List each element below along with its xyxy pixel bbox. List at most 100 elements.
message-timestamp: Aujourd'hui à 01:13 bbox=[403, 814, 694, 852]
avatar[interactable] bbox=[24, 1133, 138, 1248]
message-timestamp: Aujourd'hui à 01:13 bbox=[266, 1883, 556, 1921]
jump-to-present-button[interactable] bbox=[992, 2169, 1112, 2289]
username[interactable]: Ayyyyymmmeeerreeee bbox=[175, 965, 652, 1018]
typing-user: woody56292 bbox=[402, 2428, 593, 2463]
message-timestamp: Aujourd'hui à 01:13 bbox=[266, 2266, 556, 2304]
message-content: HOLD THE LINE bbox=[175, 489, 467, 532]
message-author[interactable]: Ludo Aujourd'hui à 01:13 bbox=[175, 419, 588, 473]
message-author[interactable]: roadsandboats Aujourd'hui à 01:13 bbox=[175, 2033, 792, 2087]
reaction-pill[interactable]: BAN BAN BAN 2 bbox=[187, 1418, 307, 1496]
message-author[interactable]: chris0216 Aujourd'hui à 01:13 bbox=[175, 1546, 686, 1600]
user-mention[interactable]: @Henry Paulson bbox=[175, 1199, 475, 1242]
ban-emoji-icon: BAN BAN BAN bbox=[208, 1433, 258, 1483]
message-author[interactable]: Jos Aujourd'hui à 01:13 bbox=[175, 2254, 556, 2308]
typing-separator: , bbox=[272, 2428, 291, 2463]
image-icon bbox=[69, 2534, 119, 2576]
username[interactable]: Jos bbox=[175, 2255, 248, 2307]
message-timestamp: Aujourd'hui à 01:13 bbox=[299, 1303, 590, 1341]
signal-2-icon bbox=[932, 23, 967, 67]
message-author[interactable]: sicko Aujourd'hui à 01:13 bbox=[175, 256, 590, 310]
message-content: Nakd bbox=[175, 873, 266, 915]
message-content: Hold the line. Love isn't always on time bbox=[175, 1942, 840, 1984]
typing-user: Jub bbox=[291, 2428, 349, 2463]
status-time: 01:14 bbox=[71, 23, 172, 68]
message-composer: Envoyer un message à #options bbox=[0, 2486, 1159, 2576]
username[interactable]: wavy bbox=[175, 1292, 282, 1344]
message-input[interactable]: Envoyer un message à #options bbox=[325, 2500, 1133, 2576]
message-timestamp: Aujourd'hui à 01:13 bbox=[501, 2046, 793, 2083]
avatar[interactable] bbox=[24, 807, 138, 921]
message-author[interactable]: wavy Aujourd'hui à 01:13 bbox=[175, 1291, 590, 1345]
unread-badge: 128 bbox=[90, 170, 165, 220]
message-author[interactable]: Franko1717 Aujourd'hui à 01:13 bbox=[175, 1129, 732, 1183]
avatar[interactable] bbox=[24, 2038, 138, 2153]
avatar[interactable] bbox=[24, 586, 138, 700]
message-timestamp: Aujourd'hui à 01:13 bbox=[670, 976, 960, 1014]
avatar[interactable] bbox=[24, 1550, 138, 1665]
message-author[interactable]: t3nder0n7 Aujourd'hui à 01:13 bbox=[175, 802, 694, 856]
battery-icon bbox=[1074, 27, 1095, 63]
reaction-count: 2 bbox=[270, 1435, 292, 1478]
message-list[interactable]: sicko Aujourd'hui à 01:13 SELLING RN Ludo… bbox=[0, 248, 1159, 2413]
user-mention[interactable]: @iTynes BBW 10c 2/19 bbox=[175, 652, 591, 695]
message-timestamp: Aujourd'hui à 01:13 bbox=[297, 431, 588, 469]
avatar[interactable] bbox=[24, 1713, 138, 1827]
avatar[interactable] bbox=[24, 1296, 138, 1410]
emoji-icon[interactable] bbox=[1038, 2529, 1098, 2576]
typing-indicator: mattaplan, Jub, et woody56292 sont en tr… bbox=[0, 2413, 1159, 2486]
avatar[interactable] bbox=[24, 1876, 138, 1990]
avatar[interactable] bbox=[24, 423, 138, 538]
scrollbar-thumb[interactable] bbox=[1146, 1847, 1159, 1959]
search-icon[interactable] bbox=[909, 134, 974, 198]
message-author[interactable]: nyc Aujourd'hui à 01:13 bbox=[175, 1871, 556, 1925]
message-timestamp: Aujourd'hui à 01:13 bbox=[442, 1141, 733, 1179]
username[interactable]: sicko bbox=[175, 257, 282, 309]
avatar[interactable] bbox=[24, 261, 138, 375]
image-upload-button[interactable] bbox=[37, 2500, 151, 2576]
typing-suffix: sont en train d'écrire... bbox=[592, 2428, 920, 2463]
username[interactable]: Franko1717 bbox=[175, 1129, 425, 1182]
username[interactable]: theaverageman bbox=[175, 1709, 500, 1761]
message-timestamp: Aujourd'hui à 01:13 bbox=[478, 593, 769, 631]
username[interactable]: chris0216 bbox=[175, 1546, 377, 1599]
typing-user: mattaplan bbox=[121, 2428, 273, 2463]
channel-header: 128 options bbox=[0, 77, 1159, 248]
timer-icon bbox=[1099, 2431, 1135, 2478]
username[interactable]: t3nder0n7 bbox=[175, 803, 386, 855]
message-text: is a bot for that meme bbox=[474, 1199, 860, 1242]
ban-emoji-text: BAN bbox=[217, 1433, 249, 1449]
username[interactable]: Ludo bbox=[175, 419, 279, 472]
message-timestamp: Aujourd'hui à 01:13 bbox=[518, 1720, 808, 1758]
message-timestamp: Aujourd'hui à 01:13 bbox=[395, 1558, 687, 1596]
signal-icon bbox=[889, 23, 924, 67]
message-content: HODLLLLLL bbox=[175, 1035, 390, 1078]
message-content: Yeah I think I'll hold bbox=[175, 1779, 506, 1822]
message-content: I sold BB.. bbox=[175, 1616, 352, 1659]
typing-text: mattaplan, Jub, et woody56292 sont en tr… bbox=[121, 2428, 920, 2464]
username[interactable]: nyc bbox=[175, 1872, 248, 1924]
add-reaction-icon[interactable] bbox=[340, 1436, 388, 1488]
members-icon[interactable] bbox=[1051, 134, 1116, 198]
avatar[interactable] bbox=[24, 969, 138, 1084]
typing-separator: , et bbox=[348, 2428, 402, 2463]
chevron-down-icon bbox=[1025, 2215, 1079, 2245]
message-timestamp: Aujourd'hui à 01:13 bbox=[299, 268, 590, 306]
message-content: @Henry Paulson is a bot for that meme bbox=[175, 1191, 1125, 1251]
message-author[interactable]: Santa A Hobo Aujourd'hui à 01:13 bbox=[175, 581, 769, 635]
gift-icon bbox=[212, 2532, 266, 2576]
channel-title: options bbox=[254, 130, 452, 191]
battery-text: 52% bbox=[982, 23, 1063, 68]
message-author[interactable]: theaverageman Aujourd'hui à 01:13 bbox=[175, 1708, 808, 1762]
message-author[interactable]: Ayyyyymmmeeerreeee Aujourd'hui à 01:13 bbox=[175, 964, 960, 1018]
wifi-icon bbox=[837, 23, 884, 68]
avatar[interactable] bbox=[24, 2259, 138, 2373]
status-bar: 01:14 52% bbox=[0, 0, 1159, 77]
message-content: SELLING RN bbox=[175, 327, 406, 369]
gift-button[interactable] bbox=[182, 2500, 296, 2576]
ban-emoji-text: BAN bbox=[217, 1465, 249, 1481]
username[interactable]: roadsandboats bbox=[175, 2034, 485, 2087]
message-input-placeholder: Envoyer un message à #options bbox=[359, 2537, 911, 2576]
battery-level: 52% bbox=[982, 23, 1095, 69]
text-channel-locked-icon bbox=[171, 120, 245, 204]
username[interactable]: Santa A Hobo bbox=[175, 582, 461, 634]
***
:: STATED PROBLEM ::
Could you copy the entries above word for word, everything from the very first line down through the line containing "2169, 1112, 2289]"?

:: RESULT OF THE TASK ::
List each element below along with its xyxy pixel bbox. List at most 100 elements.
message-timestamp: Aujourd'hui à 01:13 bbox=[403, 814, 694, 852]
avatar[interactable] bbox=[24, 1133, 138, 1248]
message-timestamp: Aujourd'hui à 01:13 bbox=[266, 1883, 556, 1921]
jump-to-present-button[interactable] bbox=[992, 2169, 1112, 2289]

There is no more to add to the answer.